▶ **SOURCE MATERIAL**:

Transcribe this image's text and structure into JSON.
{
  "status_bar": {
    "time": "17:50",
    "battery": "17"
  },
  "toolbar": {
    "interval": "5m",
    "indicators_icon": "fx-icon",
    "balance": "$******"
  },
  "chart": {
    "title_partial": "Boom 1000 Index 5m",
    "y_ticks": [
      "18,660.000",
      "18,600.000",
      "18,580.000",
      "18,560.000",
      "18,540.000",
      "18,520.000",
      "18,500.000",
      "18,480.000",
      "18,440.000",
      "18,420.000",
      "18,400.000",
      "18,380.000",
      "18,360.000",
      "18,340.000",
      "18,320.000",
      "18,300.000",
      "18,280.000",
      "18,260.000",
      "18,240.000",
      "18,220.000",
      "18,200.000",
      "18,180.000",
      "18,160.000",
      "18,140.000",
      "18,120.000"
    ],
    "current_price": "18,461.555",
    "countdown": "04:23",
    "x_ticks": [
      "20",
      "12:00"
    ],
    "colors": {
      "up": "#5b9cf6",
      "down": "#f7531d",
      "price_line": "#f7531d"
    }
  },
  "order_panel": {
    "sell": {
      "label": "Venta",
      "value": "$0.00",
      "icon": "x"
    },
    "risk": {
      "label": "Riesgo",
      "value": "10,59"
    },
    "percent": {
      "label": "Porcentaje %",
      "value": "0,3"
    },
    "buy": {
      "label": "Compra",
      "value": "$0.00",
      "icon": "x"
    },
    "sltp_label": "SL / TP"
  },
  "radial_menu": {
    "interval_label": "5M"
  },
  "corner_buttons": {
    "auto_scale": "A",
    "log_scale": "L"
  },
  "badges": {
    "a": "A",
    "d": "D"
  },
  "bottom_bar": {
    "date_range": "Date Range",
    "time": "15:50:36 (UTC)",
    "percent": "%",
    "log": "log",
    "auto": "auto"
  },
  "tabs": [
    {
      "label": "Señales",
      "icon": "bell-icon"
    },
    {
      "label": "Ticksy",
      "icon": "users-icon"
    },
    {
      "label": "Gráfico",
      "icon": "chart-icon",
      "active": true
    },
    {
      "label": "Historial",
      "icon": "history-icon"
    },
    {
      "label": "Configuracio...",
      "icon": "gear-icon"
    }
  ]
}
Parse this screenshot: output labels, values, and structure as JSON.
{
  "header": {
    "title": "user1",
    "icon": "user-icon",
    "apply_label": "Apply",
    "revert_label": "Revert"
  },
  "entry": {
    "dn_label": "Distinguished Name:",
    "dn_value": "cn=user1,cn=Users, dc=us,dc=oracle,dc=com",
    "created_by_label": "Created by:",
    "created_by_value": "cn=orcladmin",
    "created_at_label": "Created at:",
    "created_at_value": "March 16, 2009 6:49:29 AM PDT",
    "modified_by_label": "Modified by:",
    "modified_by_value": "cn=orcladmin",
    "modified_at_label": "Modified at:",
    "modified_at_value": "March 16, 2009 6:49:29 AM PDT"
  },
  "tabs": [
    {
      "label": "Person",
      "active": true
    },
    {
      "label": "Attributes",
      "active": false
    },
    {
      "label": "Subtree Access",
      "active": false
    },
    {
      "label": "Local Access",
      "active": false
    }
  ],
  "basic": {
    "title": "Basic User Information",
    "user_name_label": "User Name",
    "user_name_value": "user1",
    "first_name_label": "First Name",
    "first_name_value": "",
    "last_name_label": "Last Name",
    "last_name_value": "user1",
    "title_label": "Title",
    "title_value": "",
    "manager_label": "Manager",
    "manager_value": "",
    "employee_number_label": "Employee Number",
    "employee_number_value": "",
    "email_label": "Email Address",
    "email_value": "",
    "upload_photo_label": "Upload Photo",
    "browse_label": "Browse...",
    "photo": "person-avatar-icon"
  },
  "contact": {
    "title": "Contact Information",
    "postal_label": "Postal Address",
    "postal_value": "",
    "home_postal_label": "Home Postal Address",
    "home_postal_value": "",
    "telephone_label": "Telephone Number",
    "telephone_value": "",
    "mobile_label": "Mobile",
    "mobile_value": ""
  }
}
---
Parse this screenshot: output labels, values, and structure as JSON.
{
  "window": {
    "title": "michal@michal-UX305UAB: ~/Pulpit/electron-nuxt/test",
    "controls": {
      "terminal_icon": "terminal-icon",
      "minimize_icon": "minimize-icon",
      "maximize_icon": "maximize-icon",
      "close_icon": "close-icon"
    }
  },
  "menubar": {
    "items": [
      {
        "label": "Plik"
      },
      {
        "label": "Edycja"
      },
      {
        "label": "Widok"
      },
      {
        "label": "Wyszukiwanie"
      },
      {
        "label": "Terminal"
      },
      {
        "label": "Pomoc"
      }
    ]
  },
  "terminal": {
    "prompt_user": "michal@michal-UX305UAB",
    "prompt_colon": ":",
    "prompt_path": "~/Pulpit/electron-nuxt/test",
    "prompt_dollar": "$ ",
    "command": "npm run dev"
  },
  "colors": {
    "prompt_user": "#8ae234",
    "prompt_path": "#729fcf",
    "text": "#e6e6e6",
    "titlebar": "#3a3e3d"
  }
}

▶ **YOUR GOAL**: Which lines contain "Information"? Copy each of them.

▶ **WRITTEN RESPONSE**:
    "title": "Basic User Information",
    "title": "Contact Information",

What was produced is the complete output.